(Data entries)
○ ○ ○

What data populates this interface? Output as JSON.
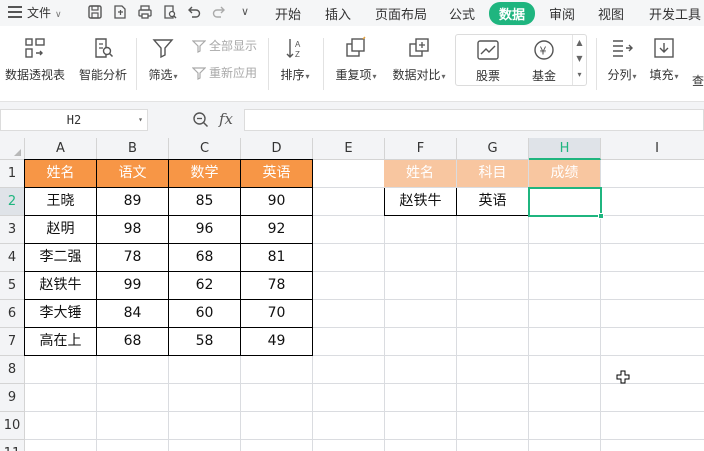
{
  "menubar": {
    "file_label": "文件",
    "tabs": [
      {
        "label": "开始",
        "active": false
      },
      {
        "label": "插入",
        "active": false
      },
      {
        "label": "页面布局",
        "active": false
      },
      {
        "label": "公式",
        "active": false
      },
      {
        "label": "数据",
        "active": true
      },
      {
        "label": "审阅",
        "active": false
      },
      {
        "label": "视图",
        "active": false
      },
      {
        "label": "开发工具",
        "active": false
      }
    ],
    "accent": "#1fb57f"
  },
  "ribbon": {
    "pivot": "数据透视表",
    "smart_analysis": "智能分析",
    "filter": "筛选",
    "show_all": "全部显示",
    "reapply": "重新应用",
    "sort": "排序",
    "duplicates": "重复项",
    "compare": "数据对比",
    "stock": "股票",
    "fund": "基金",
    "split": "分列",
    "fill": "填充",
    "find_partial": "查"
  },
  "formula_bar": {
    "cell_ref": "H2",
    "fx_label": "fx",
    "formula": ""
  },
  "grid": {
    "columns": [
      "A",
      "B",
      "C",
      "D",
      "E",
      "F",
      "G",
      "H",
      "I"
    ],
    "rows": [
      "1",
      "2",
      "3",
      "4",
      "5",
      "6",
      "7",
      "8",
      "9",
      "10",
      "11"
    ],
    "selected_column": "H",
    "selected_row": "2",
    "table1": {
      "headers": [
        "姓名",
        "语文",
        "数学",
        "英语"
      ],
      "header_color": "#f79646",
      "rows": [
        [
          "王晓",
          "89",
          "85",
          "90"
        ],
        [
          "赵明",
          "98",
          "96",
          "92"
        ],
        [
          "李二强",
          "78",
          "68",
          "81"
        ],
        [
          "赵铁牛",
          "99",
          "62",
          "78"
        ],
        [
          "李大锤",
          "84",
          "60",
          "70"
        ],
        [
          "高在上",
          "68",
          "58",
          "49"
        ]
      ]
    },
    "table2": {
      "headers": [
        "姓名",
        "科目",
        "成绩"
      ],
      "header_color": "#f8c6a0",
      "row": [
        "赵铁牛",
        "英语",
        ""
      ]
    }
  }
}
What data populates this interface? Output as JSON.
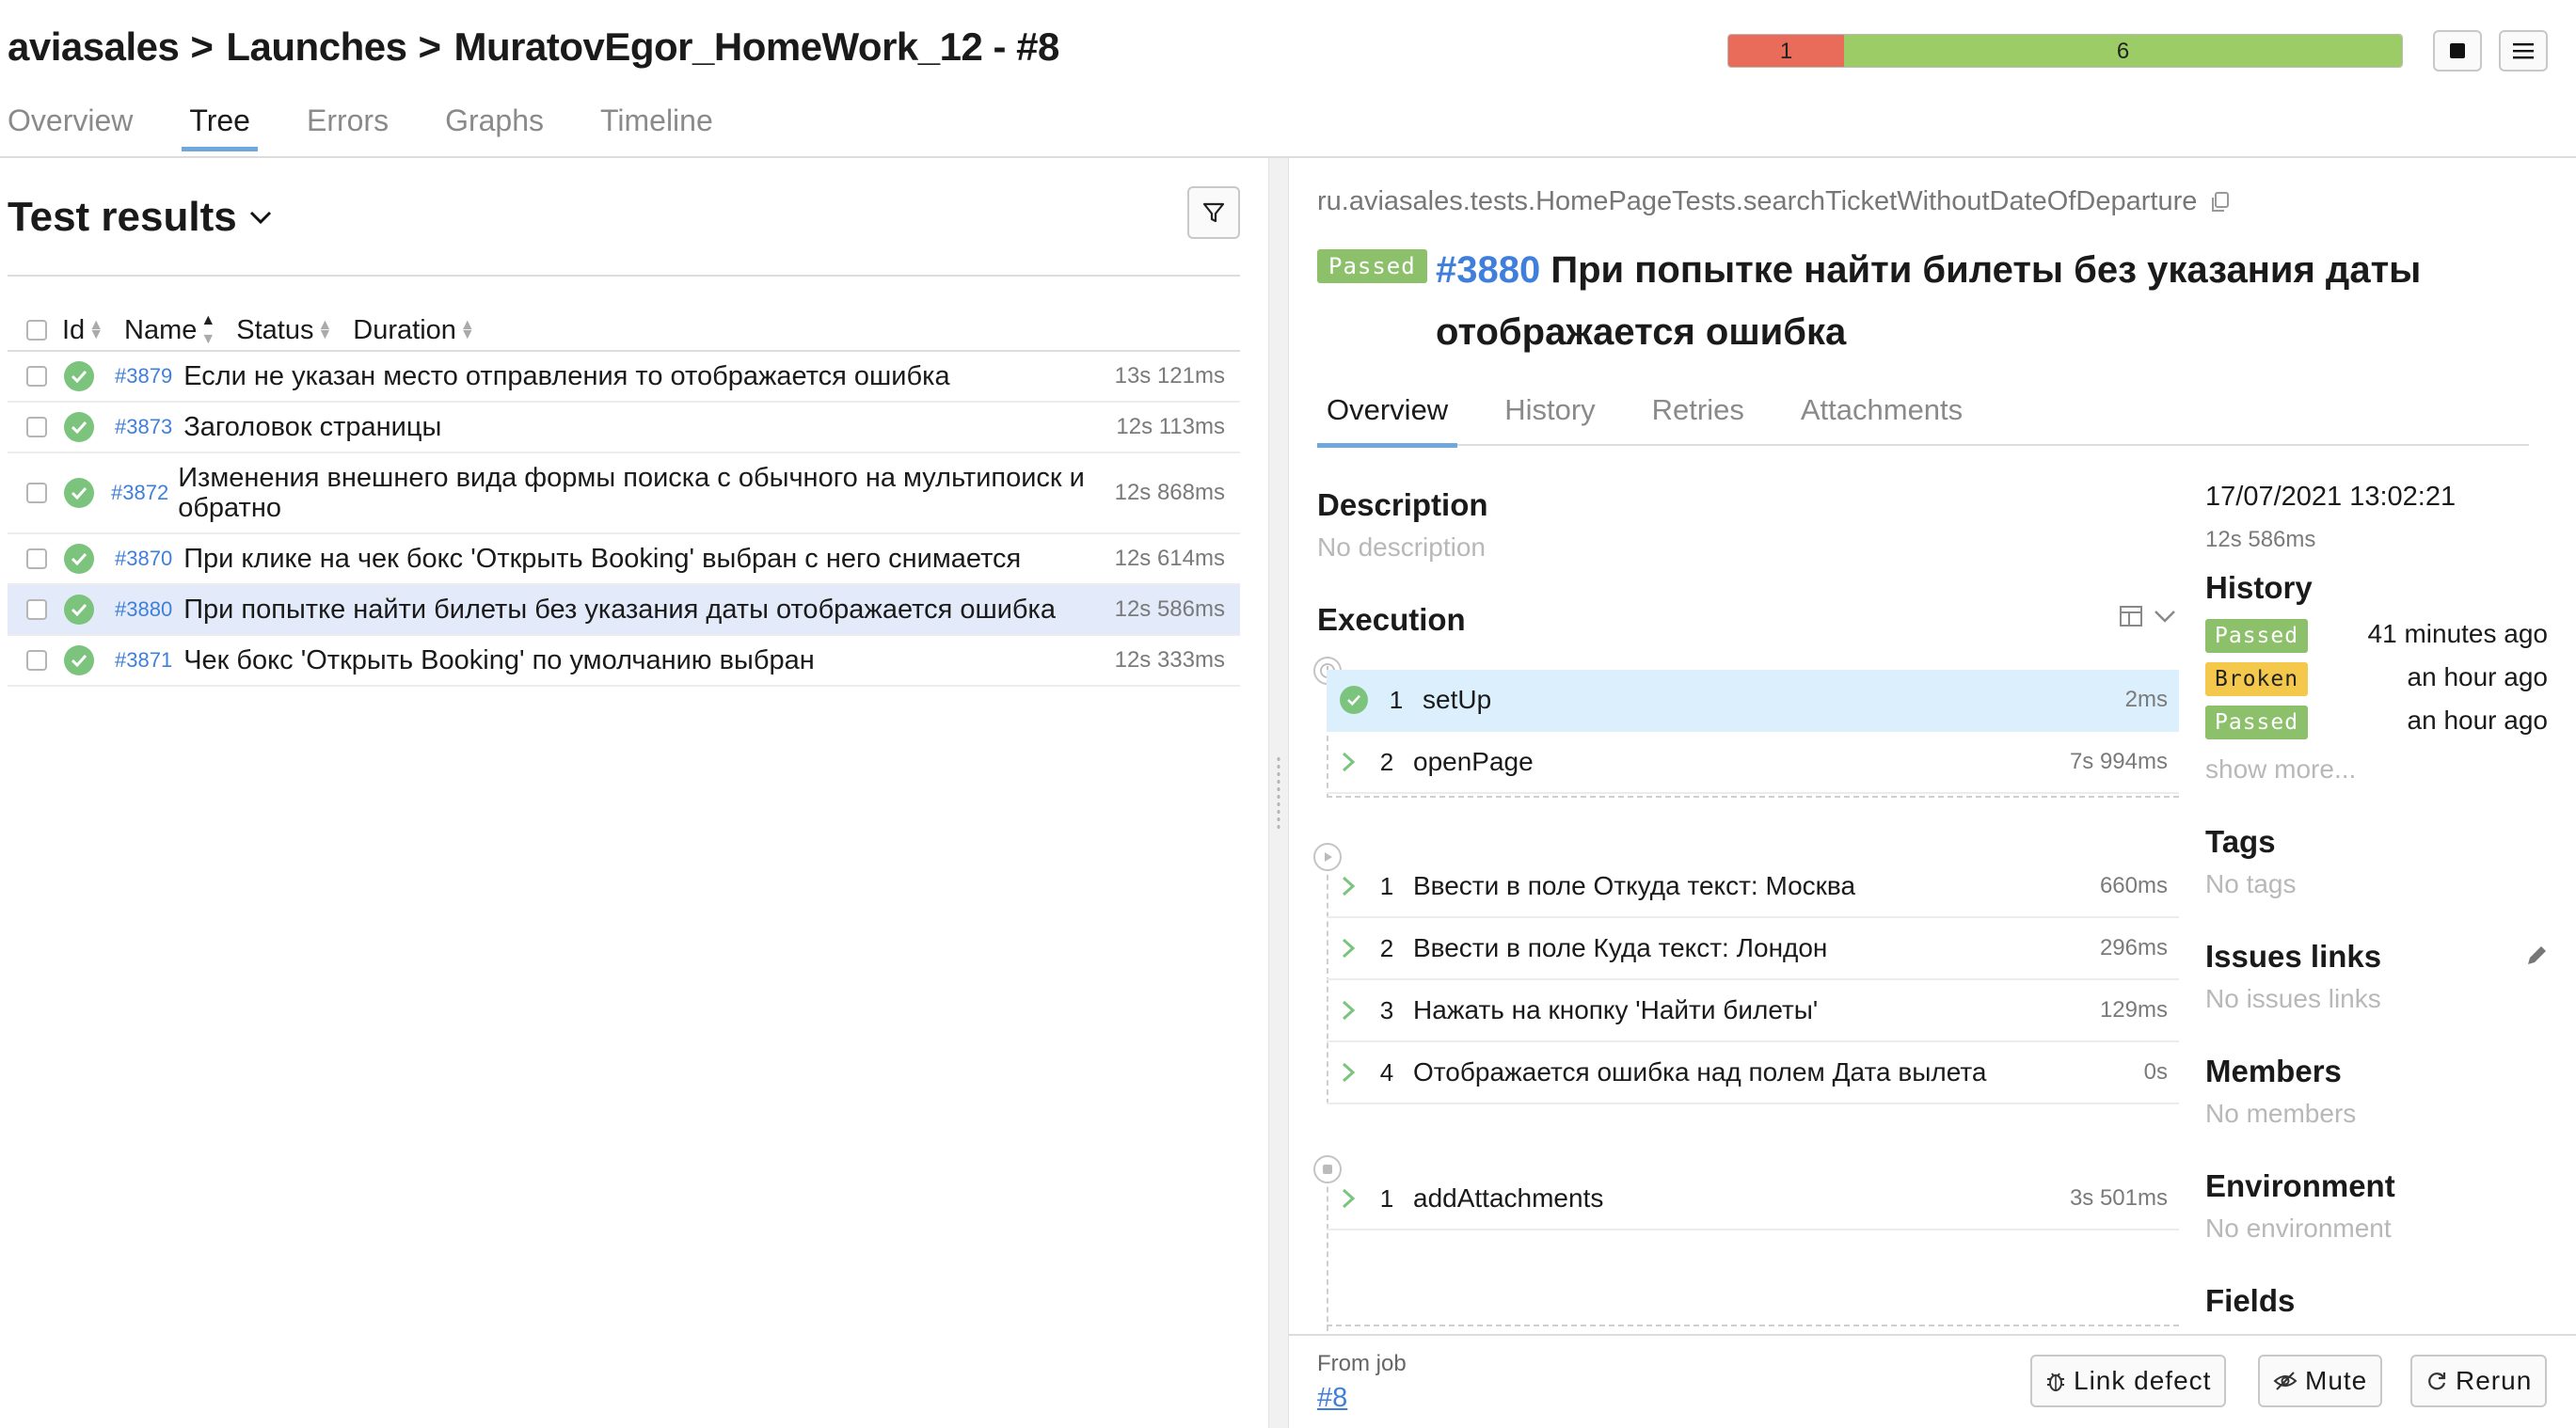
{
  "header": {
    "breadcrumb": [
      "aviasales",
      "Launches",
      "MuratovEgor_HomeWork_12 - #8"
    ],
    "separator": ">",
    "stats": {
      "failed": "1",
      "passed": "6"
    },
    "tabs": [
      "Overview",
      "Tree",
      "Errors",
      "Graphs",
      "Timeline"
    ],
    "active_tab": "Tree"
  },
  "left": {
    "title": "Test results",
    "columns": [
      "Id",
      "Name",
      "Status",
      "Duration"
    ],
    "rows": [
      {
        "id": "#3879",
        "name": "Если не указан место отправления то отображается ошибка",
        "duration": "13s 121ms",
        "status": "passed"
      },
      {
        "id": "#3873",
        "name": "Заголовок страницы",
        "duration": "12s 113ms",
        "status": "passed"
      },
      {
        "id": "#3872",
        "name": "Изменения внешнего вида формы поиска с обычного на мультипоиск и обратно",
        "duration": "12s 868ms",
        "status": "passed"
      },
      {
        "id": "#3870",
        "name": "При клике на чек бокс 'Открыть Booking' выбран с него снимается",
        "duration": "12s 614ms",
        "status": "passed"
      },
      {
        "id": "#3880",
        "name": "При попытке найти билеты без указания даты отображается ошибка",
        "duration": "12s 586ms",
        "status": "passed",
        "selected": true
      },
      {
        "id": "#3871",
        "name": "Чек бокс 'Открыть Booking' по умолчанию выбран",
        "duration": "12s 333ms",
        "status": "passed"
      }
    ]
  },
  "right": {
    "full_name": "ru.aviasales.tests.HomePageTests.searchTicketWithoutDateOfDeparture",
    "status": "Passed",
    "test_id": "#3880",
    "test_title": "При попытке найти билеты без указания даты отображается ошибка",
    "tabs": [
      "Overview",
      "History",
      "Retries",
      "Attachments"
    ],
    "active_tab": "Overview",
    "description_title": "Description",
    "description_text": "No description",
    "execution_title": "Execution",
    "setup_steps": [
      {
        "num": "1",
        "name": "setUp",
        "duration": "2ms",
        "status": "passed"
      },
      {
        "num": "2",
        "name": "openPage",
        "duration": "7s 994ms",
        "status": "expandable"
      }
    ],
    "test_steps": [
      {
        "num": "1",
        "name": "Ввести в поле Откуда текст: Москва",
        "duration": "660ms"
      },
      {
        "num": "2",
        "name": "Ввести в поле Куда текст: Лондон",
        "duration": "296ms"
      },
      {
        "num": "3",
        "name": "Нажать на кнопку 'Найти билеты'",
        "duration": "129ms"
      },
      {
        "num": "4",
        "name": "Отображается ошибка над полем Дата вылета",
        "duration": "0s"
      }
    ],
    "teardown_steps": [
      {
        "num": "1",
        "name": "addAttachments",
        "duration": "3s 501ms"
      }
    ],
    "sidebar": {
      "date": "17/07/2021 13:02:21",
      "duration": "12s 586ms",
      "history_title": "History",
      "history": [
        {
          "status": "Passed",
          "time": "41 minutes ago",
          "color": "#8cc06a"
        },
        {
          "status": "Broken",
          "time": "an hour ago",
          "color": "#f3c84b"
        },
        {
          "status": "Passed",
          "time": "an hour ago",
          "color": "#8cc06a"
        }
      ],
      "show_more": "show more...",
      "tags_title": "Tags",
      "tags_text": "No tags",
      "issues_title": "Issues links",
      "issues_text": "No issues links",
      "members_title": "Members",
      "members_text": "No members",
      "environment_title": "Environment",
      "environment_text": "No environment",
      "fields_title": "Fields"
    },
    "footer": {
      "from_job_label": "From job",
      "job_link": "#8",
      "link_defect": "Link defect",
      "mute": "Mute",
      "rerun": "Rerun"
    }
  },
  "colors": {
    "accent": "#6fa8dc",
    "link": "#3f7fdb",
    "passed": "#8cc06a",
    "failed": "#e96c5b",
    "broken": "#f3c84b"
  }
}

○ ○ ○

Make an exact reproduction of the listing above, without any pictures.

What data populates this interface? Output as JSON.
{
  "menubar": {
    "file_label": "文件",
    "tabs": [
      {
        "label": "开始",
        "active": false
      },
      {
        "label": "插入",
        "active": false
      },
      {
        "label": "页面布局",
        "active": false
      },
      {
        "label": "公式",
        "active": false
      },
      {
        "label": "数据",
        "active": true
      },
      {
        "label": "审阅",
        "active": false
      },
      {
        "label": "视图",
        "active": false
      },
      {
        "label": "开发工具",
        "active": false
      }
    ],
    "accent": "#1fb57f"
  },
  "ribbon": {
    "pivot": "数据透视表",
    "smart_analysis": "智能分析",
    "filter": "筛选",
    "show_all": "全部显示",
    "reapply": "重新应用",
    "sort": "排序",
    "duplicates": "重复项",
    "compare": "数据对比",
    "stock": "股票",
    "fund": "基金",
    "split": "分列",
    "fill": "填充",
    "find_partial": "查"
  },
  "formula_bar": {
    "cell_ref": "H2",
    "fx_label": "fx",
    "formula": ""
  },
  "grid": {
    "columns": [
      "A",
      "B",
      "C",
      "D",
      "E",
      "F",
      "G",
      "H",
      "I"
    ],
    "rows": [
      "1",
      "2",
      "3",
      "4",
      "5",
      "6",
      "7",
      "8",
      "9",
      "10",
      "11"
    ],
    "selected_column": "H",
    "selected_row": "2",
    "table1": {
      "headers": [
        "姓名",
        "语文",
        "数学",
        "英语"
      ],
      "header_color": "#f79646",
      "rows": [
        [
          "王晓",
          "89",
          "85",
          "90"
        ],
        [
          "赵明",
          "98",
          "96",
          "92"
        ],
        [
          "李二强",
          "78",
          "68",
          "81"
        ],
        [
          "赵铁牛",
          "99",
          "62",
          "78"
        ],
        [
          "李大锤",
          "84",
          "60",
          "70"
        ],
        [
          "高在上",
          "68",
          "58",
          "49"
        ]
      ]
    },
    "table2": {
      "headers": [
        "姓名",
        "科目",
        "成绩"
      ],
      "header_color": "#f8c6a0",
      "row": [
        "赵铁牛",
        "英语",
        ""
      ]
    }
  }
}
What data populates this interface? Output as JSON.
{
  "header": {
    "breadcrumb": [
      "aviasales",
      "Launches",
      "MuratovEgor_HomeWork_12 - #8"
    ],
    "separator": ">",
    "stats": {
      "failed": "1",
      "passed": "6"
    },
    "tabs": [
      "Overview",
      "Tree",
      "Errors",
      "Graphs",
      "Timeline"
    ],
    "active_tab": "Tree"
  },
  "left": {
    "title": "Test results",
    "columns": [
      "Id",
      "Name",
      "Status",
      "Duration"
    ],
    "rows": [
      {
        "id": "#3879",
        "name": "Если не указан место отправления то отображается ошибка",
        "duration": "13s 121ms",
        "status": "passed"
      },
      {
        "id": "#3873",
        "name": "Заголовок страницы",
        "duration": "12s 113ms",
        "status": "passed"
      },
      {
        "id": "#3872",
        "name": "Изменения внешнего вида формы поиска с обычного на мультипоиск и обратно",
        "duration": "12s 868ms",
        "status": "passed"
      },
      {
        "id": "#3870",
        "name": "При клике на чек бокс 'Открыть Booking' выбран с него снимается",
        "duration": "12s 614ms",
        "status": "passed"
      },
      {
        "id": "#3880",
        "name": "При попытке найти билеты без указания даты отображается ошибка",
        "duration": "12s 586ms",
        "status": "passed",
        "selected": true
      },
      {
        "id": "#3871",
        "name": "Чек бокс 'Открыть Booking' по умолчанию выбран",
        "duration": "12s 333ms",
        "status": "passed"
      }
    ]
  },
  "right": {
    "full_name": "ru.aviasales.tests.HomePageTests.searchTicketWithoutDateOfDeparture",
    "status": "Passed",
    "test_id": "#3880",
    "test_title": "При попытке найти билеты без указания даты отображается ошибка",
    "tabs": [
      "Overview",
      "History",
      "Retries",
      "Attachments"
    ],
    "active_tab": "Overview",
    "description_title": "Description",
    "description_text": "No description",
    "execution_title": "Execution",
    "setup_steps": [
      {
        "num": "1",
        "name": "setUp",
        "duration": "2ms",
        "status": "passed"
      },
      {
        "num": "2",
        "name": "openPage",
        "duration": "7s 994ms",
        "status": "expandable"
      }
    ],
    "test_steps": [
      {
        "num": "1",
        "name": "Ввести в поле Откуда текст: Москва",
        "duration": "660ms"
      },
      {
        "num": "2",
        "name": "Ввести в поле Куда текст: Лондон",
        "duration": "296ms"
      },
      {
        "num": "3",
        "name": "Нажать на кнопку 'Найти билеты'",
        "duration": "129ms"
      },
      {
        "num": "4",
        "name": "Отображается ошибка над полем Дата вылета",
        "duration": "0s"
      }
    ],
    "teardown_steps": [
      {
        "num": "1",
        "name": "addAttachments",
        "duration": "3s 501ms"
      }
    ],
    "sidebar": {
      "date": "17/07/2021 13:02:21",
      "duration": "12s 586ms",
      "history_title": "History",
      "history": [
        {
          "status": "Passed",
          "time": "41 minutes ago",
          "color": "#8cc06a"
        },
        {
          "status": "Broken",
          "time": "an hour ago",
          "color": "#f3c84b"
        },
        {
          "status": "Passed",
          "time": "an hour ago",
          "color": "#8cc06a"
        }
      ],
      "show_more": "show more...",
      "tags_title": "Tags",
      "tags_text": "No tags",
      "issues_title": "Issues links",
      "issues_text": "No issues links",
      "members_title": "Members",
      "members_text": "No members",
      "environment_title": "Environment",
      "environment_text": "No environment",
      "fields_title": "Fields"
    },
    "footer": {
      "from_job_label": "From job",
      "job_link": "#8",
      "link_defect": "Link defect",
      "mute": "Mute",
      "rerun": "Rerun"
    }
  },
  "colors": {
    "accent": "#6fa8dc",
    "link": "#3f7fdb",
    "passed": "#8cc06a",
    "failed": "#e96c5b",
    "broken": "#f3c84b"
  }
}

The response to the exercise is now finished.